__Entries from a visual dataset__
-----
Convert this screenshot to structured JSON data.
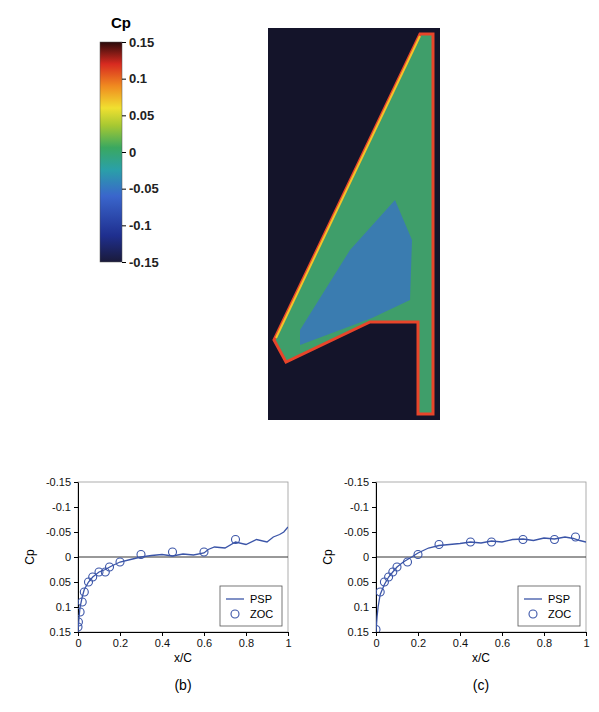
{
  "chart_data": [
    {
      "type": "color_map",
      "title": "Cp",
      "colorbar_range": [
        -0.15,
        0.15
      ],
      "colorbar_ticks": [
        0.15,
        0.1,
        0.05,
        0,
        -0.05,
        -0.1,
        -0.15
      ]
    },
    {
      "type": "line",
      "panel_label": "(b)",
      "x_label": "x/C",
      "y_label": "Cp",
      "xlim": [
        0,
        1
      ],
      "xticks": [
        0,
        0.2,
        0.4,
        0.6,
        0.8,
        1
      ],
      "ylim": [
        0.15,
        -0.15
      ],
      "yticks": [
        -0.15,
        -0.1,
        -0.05,
        0,
        0.05,
        0.1,
        0.15
      ],
      "reference_line": 0,
      "legend": "lower right",
      "series": [
        {
          "name": "PSP",
          "type": "line",
          "color": "#3b55a8",
          "line_style": "solid",
          "x": [
            0,
            0.005,
            0.01,
            0.02,
            0.03,
            0.05,
            0.07,
            0.1,
            0.13,
            0.16,
            0.2,
            0.25,
            0.3,
            0.35,
            0.4,
            0.45,
            0.5,
            0.55,
            0.6,
            0.62,
            0.65,
            0.7,
            0.75,
            0.8,
            0.85,
            0.9,
            0.93,
            0.96,
            0.98,
            1
          ],
          "values": [
            0.15,
            0.12,
            0.1,
            0.08,
            0.065,
            0.05,
            0.04,
            0.03,
            0.025,
            0.018,
            0.01,
            0.005,
            0.0,
            -0.003,
            -0.005,
            -0.002,
            -0.006,
            -0.004,
            -0.008,
            -0.015,
            -0.02,
            -0.018,
            -0.03,
            -0.025,
            -0.035,
            -0.03,
            -0.04,
            -0.045,
            -0.05,
            -0.06
          ]
        },
        {
          "name": "ZOC",
          "type": "scatter",
          "color": "#3b55a8",
          "marker": "circle",
          "x": [
            0.0,
            0.002,
            0.01,
            0.02,
            0.03,
            0.05,
            0.07,
            0.1,
            0.13,
            0.15,
            0.2,
            0.3,
            0.45,
            0.6,
            0.75
          ],
          "values": [
            0.14,
            0.13,
            0.11,
            0.09,
            0.07,
            0.05,
            0.04,
            0.03,
            0.03,
            0.02,
            0.01,
            -0.005,
            -0.01,
            -0.01,
            -0.035
          ]
        }
      ]
    },
    {
      "type": "line",
      "panel_label": "(c)",
      "x_label": "x/C",
      "y_label": "Cp",
      "xlim": [
        0,
        1
      ],
      "xticks": [
        0,
        0.2,
        0.4,
        0.6,
        0.8,
        1
      ],
      "ylim": [
        0.15,
        -0.15
      ],
      "yticks": [
        -0.15,
        -0.1,
        -0.05,
        0,
        0.05,
        0.1,
        0.15
      ],
      "reference_line": 0,
      "legend": "lower right",
      "series": [
        {
          "name": "PSP",
          "type": "line",
          "color": "#3b55a8",
          "line_style": "solid",
          "x": [
            0,
            0.005,
            0.01,
            0.02,
            0.04,
            0.06,
            0.08,
            0.1,
            0.13,
            0.17,
            0.2,
            0.25,
            0.3,
            0.35,
            0.4,
            0.45,
            0.5,
            0.55,
            0.6,
            0.65,
            0.7,
            0.75,
            0.8,
            0.85,
            0.9,
            0.94,
            0.97,
            1
          ],
          "values": [
            0.15,
            0.12,
            0.1,
            0.075,
            0.055,
            0.04,
            0.03,
            0.02,
            0.01,
            0.0,
            -0.008,
            -0.018,
            -0.023,
            -0.025,
            -0.027,
            -0.03,
            -0.028,
            -0.032,
            -0.03,
            -0.035,
            -0.036,
            -0.033,
            -0.038,
            -0.036,
            -0.04,
            -0.037,
            -0.033,
            -0.03
          ]
        },
        {
          "name": "ZOC",
          "type": "scatter",
          "color": "#3b55a8",
          "marker": "circle",
          "x": [
            0.0,
            0.02,
            0.04,
            0.06,
            0.08,
            0.1,
            0.15,
            0.2,
            0.3,
            0.45,
            0.55,
            0.7,
            0.85,
            0.95
          ],
          "values": [
            0.145,
            0.07,
            0.05,
            0.04,
            0.03,
            0.02,
            0.01,
            -0.005,
            -0.025,
            -0.03,
            -0.03,
            -0.035,
            -0.035,
            -0.04
          ]
        }
      ]
    }
  ]
}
-----
__WORK TO BE COMPLETED__
Quote every entry exactly, with the pictures omitted.

__WORKED ANSWER__
Convert this screenshot to structured JSON data.
{
  "chart_data": [
    {
      "type": "color_map",
      "title": "Cp",
      "colorbar_range": [
        -0.15,
        0.15
      ],
      "colorbar_ticks": [
        0.15,
        0.1,
        0.05,
        0,
        -0.05,
        -0.1,
        -0.15
      ]
    },
    {
      "type": "line",
      "panel_label": "(b)",
      "x_label": "x/C",
      "y_label": "Cp",
      "xlim": [
        0,
        1
      ],
      "xticks": [
        0,
        0.2,
        0.4,
        0.6,
        0.8,
        1
      ],
      "ylim": [
        0.15,
        -0.15
      ],
      "yticks": [
        -0.15,
        -0.1,
        -0.05,
        0,
        0.05,
        0.1,
        0.15
      ],
      "reference_line": 0,
      "legend": "lower right",
      "series": [
        {
          "name": "PSP",
          "type": "line",
          "color": "#3b55a8",
          "line_style": "solid",
          "x": [
            0,
            0.005,
            0.01,
            0.02,
            0.03,
            0.05,
            0.07,
            0.1,
            0.13,
            0.16,
            0.2,
            0.25,
            0.3,
            0.35,
            0.4,
            0.45,
            0.5,
            0.55,
            0.6,
            0.62,
            0.65,
            0.7,
            0.75,
            0.8,
            0.85,
            0.9,
            0.93,
            0.96,
            0.98,
            1
          ],
          "values": [
            0.15,
            0.12,
            0.1,
            0.08,
            0.065,
            0.05,
            0.04,
            0.03,
            0.025,
            0.018,
            0.01,
            0.005,
            0.0,
            -0.003,
            -0.005,
            -0.002,
            -0.006,
            -0.004,
            -0.008,
            -0.015,
            -0.02,
            -0.018,
            -0.03,
            -0.025,
            -0.035,
            -0.03,
            -0.04,
            -0.045,
            -0.05,
            -0.06
          ]
        },
        {
          "name": "ZOC",
          "type": "scatter",
          "color": "#3b55a8",
          "marker": "circle",
          "x": [
            0.0,
            0.002,
            0.01,
            0.02,
            0.03,
            0.05,
            0.07,
            0.1,
            0.13,
            0.15,
            0.2,
            0.3,
            0.45,
            0.6,
            0.75
          ],
          "values": [
            0.14,
            0.13,
            0.11,
            0.09,
            0.07,
            0.05,
            0.04,
            0.03,
            0.03,
            0.02,
            0.01,
            -0.005,
            -0.01,
            -0.01,
            -0.035
          ]
        }
      ]
    },
    {
      "type": "line",
      "panel_label": "(c)",
      "x_label": "x/C",
      "y_label": "Cp",
      "xlim": [
        0,
        1
      ],
      "xticks": [
        0,
        0.2,
        0.4,
        0.6,
        0.8,
        1
      ],
      "ylim": [
        0.15,
        -0.15
      ],
      "yticks": [
        -0.15,
        -0.1,
        -0.05,
        0,
        0.05,
        0.1,
        0.15
      ],
      "reference_line": 0,
      "legend": "lower right",
      "series": [
        {
          "name": "PSP",
          "type": "line",
          "color": "#3b55a8",
          "line_style": "solid",
          "x": [
            0,
            0.005,
            0.01,
            0.02,
            0.04,
            0.06,
            0.08,
            0.1,
            0.13,
            0.17,
            0.2,
            0.25,
            0.3,
            0.35,
            0.4,
            0.45,
            0.5,
            0.55,
            0.6,
            0.65,
            0.7,
            0.75,
            0.8,
            0.85,
            0.9,
            0.94,
            0.97,
            1
          ],
          "values": [
            0.15,
            0.12,
            0.1,
            0.075,
            0.055,
            0.04,
            0.03,
            0.02,
            0.01,
            0.0,
            -0.008,
            -0.018,
            -0.023,
            -0.025,
            -0.027,
            -0.03,
            -0.028,
            -0.032,
            -0.03,
            -0.035,
            -0.036,
            -0.033,
            -0.038,
            -0.036,
            -0.04,
            -0.037,
            -0.033,
            -0.03
          ]
        },
        {
          "name": "ZOC",
          "type": "scatter",
          "color": "#3b55a8",
          "marker": "circle",
          "x": [
            0.0,
            0.02,
            0.04,
            0.06,
            0.08,
            0.1,
            0.15,
            0.2,
            0.3,
            0.45,
            0.55,
            0.7,
            0.85,
            0.95
          ],
          "values": [
            0.145,
            0.07,
            0.05,
            0.04,
            0.03,
            0.02,
            0.01,
            -0.005,
            -0.025,
            -0.03,
            -0.03,
            -0.035,
            -0.035,
            -0.04
          ]
        }
      ]
    }
  ]
}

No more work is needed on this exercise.